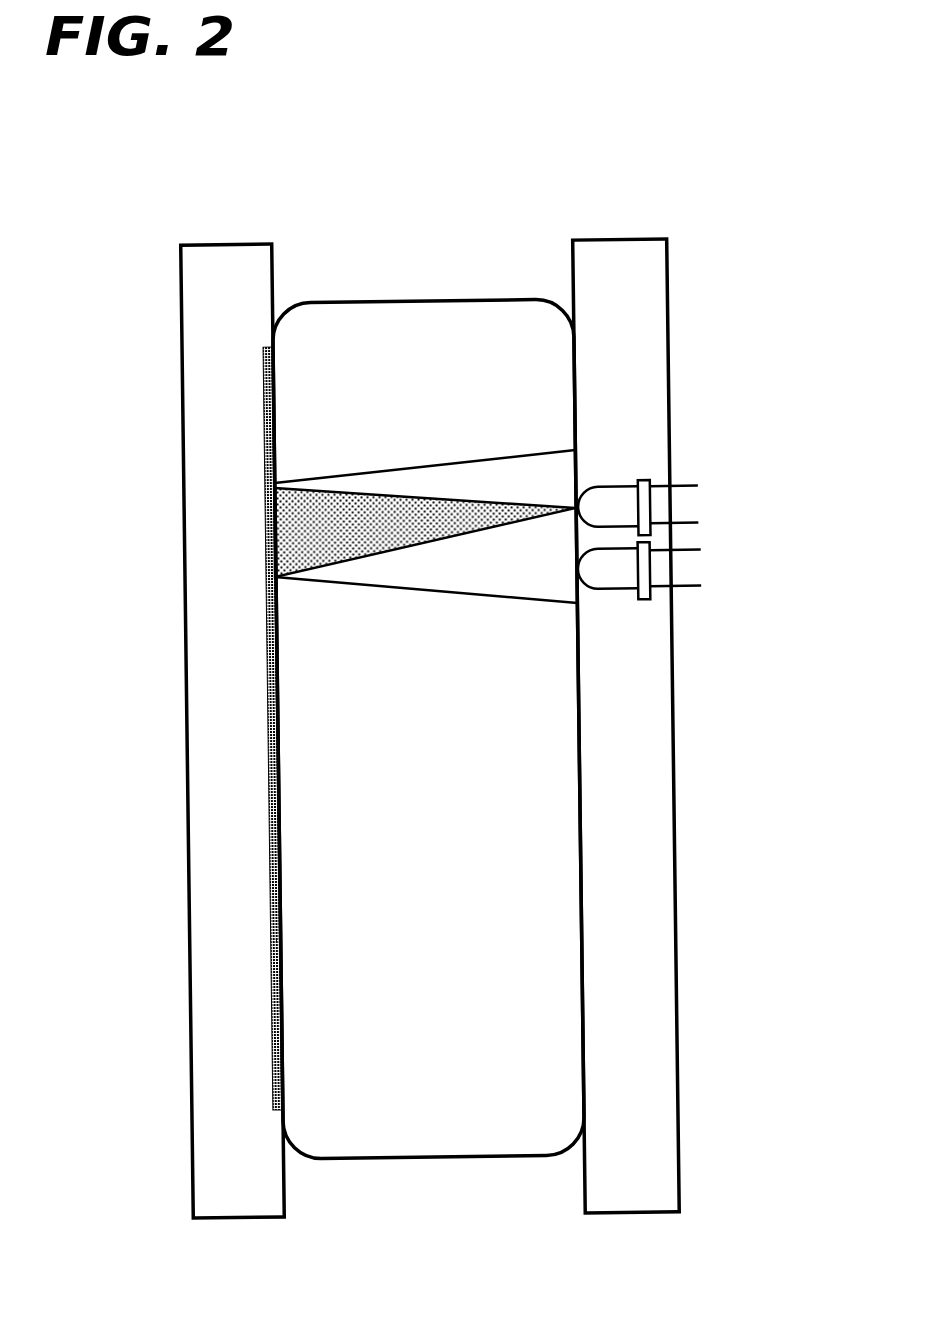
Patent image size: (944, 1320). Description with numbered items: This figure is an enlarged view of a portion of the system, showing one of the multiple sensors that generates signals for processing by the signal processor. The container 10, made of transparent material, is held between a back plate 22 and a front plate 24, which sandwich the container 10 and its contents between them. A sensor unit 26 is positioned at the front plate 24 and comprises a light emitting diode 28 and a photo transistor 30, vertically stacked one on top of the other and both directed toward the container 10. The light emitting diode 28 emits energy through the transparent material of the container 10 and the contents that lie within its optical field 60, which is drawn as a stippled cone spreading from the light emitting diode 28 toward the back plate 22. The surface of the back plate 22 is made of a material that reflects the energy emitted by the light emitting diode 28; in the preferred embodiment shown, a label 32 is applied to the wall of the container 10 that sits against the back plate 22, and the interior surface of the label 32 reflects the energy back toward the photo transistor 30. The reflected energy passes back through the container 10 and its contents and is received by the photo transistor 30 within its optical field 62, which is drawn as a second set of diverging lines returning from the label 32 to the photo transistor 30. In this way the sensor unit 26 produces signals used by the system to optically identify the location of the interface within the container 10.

The container 10 is at (522, 933).
The back plate 22 is at (255, 268).
The front plate 24 is at (648, 280).
The sensor unit 26 is at (712, 534).
The light emitting diode 28 is at (608, 498).
The photo transistor 30 is at (628, 578).
The label 32 is at (270, 806).
The optical field 60 is at (320, 532).
The optical field 62 is at (428, 572).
######
**REQUIREMENTS:** Rewrite the lines of the entries above as a Markdown table with the columns Row and Line, one numbered row per line, skipping blank lines. Leave the picture out of the answer.

**ANSWER TO THIS EXERCISE:**
| Row | Line |
|---|---|
| 1 | Patent image size: (944, 1320). Description with numbered items: This figure is an enlarged view of a portion of the system, showing one of the multiple sensors that generates signals for processing by the signal processor. The container 10, made of transparent material, is held between a back plate 22 and a front plate 24, which sandwich the container 10 and its contents between them. A sensor unit 26 is positioned at the front plate 24 and comprises a light emitting diode 28 and a photo transistor 30, vertically stacked one on top of the other and both directed toward the container 10. The light emitting diode 28 emits energy through the transparent material of the container 10 and the contents that lie within its optical field 60, which is drawn as a stippled cone spreading from the light emitting diode 28 toward the back plate 22. The surface of the back plate 22 is made of a material that reflects the energy emitted by the light emitting diode 28; in the preferred embodiment shown, a label 32 is applied to the wall of the container 10 that sits against the back plate 22, and the interior surface of the label 32 reflects the energy back toward the photo transistor 30. The reflected energy passes back through the container 10 and its contents and is received by the photo transistor 30 within its optical field 62, which is drawn as a second set of diverging lines returning from the label 32 to the photo transistor 30. In this way the sensor unit 26 produces signals used by the system to optically identify the location of the interface within the container 10. |
| 2 | The container 10 is at (522, 933). |
| 3 | The back plate 22 is at (255, 268). |
| 4 | The front plate 24 is at (648, 280). |
| 5 | The sensor unit 26 is at (712, 534). |
| 6 | The light emitting diode 28 is at (608, 498). |
| 7 | The photo transistor 30 is at (628, 578). |
| 8 | The label 32 is at (270, 806). |
| 9 | The optical field 60 is at (320, 532). |
| 10 | The optical field 62 is at (428, 572). |